__Written instruction__
Scan the material for the word "Wirkung", and copy each line where it shows up.

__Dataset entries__
----
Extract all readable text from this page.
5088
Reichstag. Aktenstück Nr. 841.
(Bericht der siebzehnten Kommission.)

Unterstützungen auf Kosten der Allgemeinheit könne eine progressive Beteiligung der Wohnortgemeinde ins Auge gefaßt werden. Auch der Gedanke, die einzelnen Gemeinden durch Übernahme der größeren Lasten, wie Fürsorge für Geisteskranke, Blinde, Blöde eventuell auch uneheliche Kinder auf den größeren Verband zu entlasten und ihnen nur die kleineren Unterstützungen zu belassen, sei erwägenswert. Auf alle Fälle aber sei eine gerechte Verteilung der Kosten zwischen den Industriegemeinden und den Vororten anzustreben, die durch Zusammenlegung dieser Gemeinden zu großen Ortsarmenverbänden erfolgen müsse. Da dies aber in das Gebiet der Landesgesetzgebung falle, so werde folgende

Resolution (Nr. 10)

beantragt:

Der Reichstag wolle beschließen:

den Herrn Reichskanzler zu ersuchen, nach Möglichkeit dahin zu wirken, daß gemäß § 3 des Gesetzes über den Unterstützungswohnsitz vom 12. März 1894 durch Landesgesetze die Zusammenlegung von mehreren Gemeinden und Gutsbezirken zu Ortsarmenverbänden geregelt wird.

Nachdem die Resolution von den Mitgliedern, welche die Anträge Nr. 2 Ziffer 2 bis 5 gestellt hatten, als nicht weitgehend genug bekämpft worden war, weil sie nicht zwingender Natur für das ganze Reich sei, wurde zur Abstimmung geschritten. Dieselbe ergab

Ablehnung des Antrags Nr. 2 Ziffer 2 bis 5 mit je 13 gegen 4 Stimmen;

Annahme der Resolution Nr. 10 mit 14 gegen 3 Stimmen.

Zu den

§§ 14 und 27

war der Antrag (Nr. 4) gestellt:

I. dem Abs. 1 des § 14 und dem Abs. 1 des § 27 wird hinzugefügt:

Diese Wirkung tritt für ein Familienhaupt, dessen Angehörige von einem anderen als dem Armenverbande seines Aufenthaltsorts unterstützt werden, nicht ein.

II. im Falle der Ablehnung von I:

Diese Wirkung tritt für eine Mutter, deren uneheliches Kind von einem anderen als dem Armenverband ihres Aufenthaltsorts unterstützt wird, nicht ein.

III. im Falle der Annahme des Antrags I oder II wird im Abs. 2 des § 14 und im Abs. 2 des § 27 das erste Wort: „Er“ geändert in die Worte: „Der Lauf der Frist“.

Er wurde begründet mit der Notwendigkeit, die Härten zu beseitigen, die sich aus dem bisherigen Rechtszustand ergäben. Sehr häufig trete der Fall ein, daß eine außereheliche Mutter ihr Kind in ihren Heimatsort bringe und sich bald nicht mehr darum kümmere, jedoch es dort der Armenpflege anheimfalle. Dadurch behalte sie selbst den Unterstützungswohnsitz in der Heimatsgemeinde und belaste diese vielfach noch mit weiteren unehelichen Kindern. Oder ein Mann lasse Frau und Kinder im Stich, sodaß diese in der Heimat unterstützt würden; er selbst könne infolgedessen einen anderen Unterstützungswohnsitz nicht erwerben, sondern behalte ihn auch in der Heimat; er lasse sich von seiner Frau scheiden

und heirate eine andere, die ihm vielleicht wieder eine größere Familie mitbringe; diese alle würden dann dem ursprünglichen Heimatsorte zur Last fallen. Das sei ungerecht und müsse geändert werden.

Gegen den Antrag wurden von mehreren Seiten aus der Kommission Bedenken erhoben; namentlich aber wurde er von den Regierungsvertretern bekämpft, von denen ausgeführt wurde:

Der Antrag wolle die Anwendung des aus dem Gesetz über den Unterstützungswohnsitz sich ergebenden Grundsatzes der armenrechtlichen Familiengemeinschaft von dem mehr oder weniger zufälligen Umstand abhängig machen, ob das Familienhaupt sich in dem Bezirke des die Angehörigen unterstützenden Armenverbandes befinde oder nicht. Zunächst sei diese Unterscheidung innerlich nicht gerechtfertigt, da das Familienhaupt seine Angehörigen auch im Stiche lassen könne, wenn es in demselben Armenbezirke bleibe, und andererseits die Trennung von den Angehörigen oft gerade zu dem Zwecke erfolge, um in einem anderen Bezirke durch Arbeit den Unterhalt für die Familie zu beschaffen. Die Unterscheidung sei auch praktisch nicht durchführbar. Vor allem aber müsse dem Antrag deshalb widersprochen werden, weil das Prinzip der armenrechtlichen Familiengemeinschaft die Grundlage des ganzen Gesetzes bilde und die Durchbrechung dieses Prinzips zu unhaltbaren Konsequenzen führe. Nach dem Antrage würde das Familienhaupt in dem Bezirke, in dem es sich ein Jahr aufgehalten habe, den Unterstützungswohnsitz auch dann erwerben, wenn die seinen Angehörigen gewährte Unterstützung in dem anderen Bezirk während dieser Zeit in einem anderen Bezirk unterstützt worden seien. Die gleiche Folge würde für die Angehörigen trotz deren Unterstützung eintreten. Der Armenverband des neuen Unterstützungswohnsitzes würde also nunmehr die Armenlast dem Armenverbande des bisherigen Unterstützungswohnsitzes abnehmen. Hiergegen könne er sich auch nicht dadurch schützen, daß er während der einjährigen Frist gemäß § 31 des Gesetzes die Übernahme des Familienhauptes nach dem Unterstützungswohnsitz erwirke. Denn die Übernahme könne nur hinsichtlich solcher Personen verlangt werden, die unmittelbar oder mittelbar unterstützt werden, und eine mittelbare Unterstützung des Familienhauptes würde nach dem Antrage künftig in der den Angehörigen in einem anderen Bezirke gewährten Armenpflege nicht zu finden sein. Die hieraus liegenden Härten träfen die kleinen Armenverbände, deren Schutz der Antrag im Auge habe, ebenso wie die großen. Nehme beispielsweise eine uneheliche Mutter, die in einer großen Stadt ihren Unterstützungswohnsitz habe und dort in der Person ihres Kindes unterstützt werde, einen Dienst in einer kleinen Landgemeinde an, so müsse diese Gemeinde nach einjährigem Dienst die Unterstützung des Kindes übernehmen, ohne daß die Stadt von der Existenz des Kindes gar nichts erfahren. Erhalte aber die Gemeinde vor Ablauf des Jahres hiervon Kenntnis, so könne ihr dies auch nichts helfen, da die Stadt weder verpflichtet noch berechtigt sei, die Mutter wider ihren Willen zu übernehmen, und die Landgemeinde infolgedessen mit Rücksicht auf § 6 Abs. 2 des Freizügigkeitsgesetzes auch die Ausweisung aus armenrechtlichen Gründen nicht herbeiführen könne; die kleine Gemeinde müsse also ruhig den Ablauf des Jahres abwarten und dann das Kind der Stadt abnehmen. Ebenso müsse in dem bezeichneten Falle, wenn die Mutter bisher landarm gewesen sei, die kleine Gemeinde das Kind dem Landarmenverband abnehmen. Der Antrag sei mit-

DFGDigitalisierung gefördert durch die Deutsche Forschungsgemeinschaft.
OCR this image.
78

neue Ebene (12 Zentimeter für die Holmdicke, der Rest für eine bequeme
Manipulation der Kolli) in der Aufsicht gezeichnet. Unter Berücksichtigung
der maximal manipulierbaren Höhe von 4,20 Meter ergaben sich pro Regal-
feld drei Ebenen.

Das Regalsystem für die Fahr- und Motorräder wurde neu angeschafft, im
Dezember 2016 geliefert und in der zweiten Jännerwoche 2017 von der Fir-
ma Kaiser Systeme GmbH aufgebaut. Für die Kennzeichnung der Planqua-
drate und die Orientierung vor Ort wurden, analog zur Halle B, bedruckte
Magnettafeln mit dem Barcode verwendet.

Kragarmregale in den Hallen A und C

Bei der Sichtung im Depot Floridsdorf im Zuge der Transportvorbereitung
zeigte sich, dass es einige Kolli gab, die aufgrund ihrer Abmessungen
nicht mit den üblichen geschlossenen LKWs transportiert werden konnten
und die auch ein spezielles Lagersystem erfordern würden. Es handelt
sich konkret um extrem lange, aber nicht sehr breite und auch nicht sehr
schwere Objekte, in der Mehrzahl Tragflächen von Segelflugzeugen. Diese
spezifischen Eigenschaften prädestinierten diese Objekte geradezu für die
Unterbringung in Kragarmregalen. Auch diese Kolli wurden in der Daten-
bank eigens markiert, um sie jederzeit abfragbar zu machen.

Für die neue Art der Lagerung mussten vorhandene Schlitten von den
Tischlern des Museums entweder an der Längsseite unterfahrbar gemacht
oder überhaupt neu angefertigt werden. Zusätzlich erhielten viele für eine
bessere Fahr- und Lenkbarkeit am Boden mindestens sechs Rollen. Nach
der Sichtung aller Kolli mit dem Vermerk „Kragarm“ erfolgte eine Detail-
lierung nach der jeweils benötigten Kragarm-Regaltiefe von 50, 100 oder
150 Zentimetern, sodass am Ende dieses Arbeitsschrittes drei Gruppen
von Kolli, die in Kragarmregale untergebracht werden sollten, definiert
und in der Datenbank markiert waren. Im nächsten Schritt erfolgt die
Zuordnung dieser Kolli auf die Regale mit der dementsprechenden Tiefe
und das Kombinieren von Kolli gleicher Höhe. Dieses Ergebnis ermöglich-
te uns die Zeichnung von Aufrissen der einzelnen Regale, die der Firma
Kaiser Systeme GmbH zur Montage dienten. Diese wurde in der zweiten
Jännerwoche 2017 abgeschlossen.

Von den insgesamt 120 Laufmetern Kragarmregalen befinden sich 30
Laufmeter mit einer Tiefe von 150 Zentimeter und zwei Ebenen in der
----
__Output below__
Diese Wirkung tritt für ein Familienhaupt, dessen Angehörige von einem anderen als dem Armenverbande seines Aufenthaltsorts unterstützt werden, nicht ein.
Diese Wirkung tritt für eine Mutter, deren uneheliches Kind von einem anderen als dem Armenverband ihres Aufenthaltsorts unterstützt wird, nicht ein.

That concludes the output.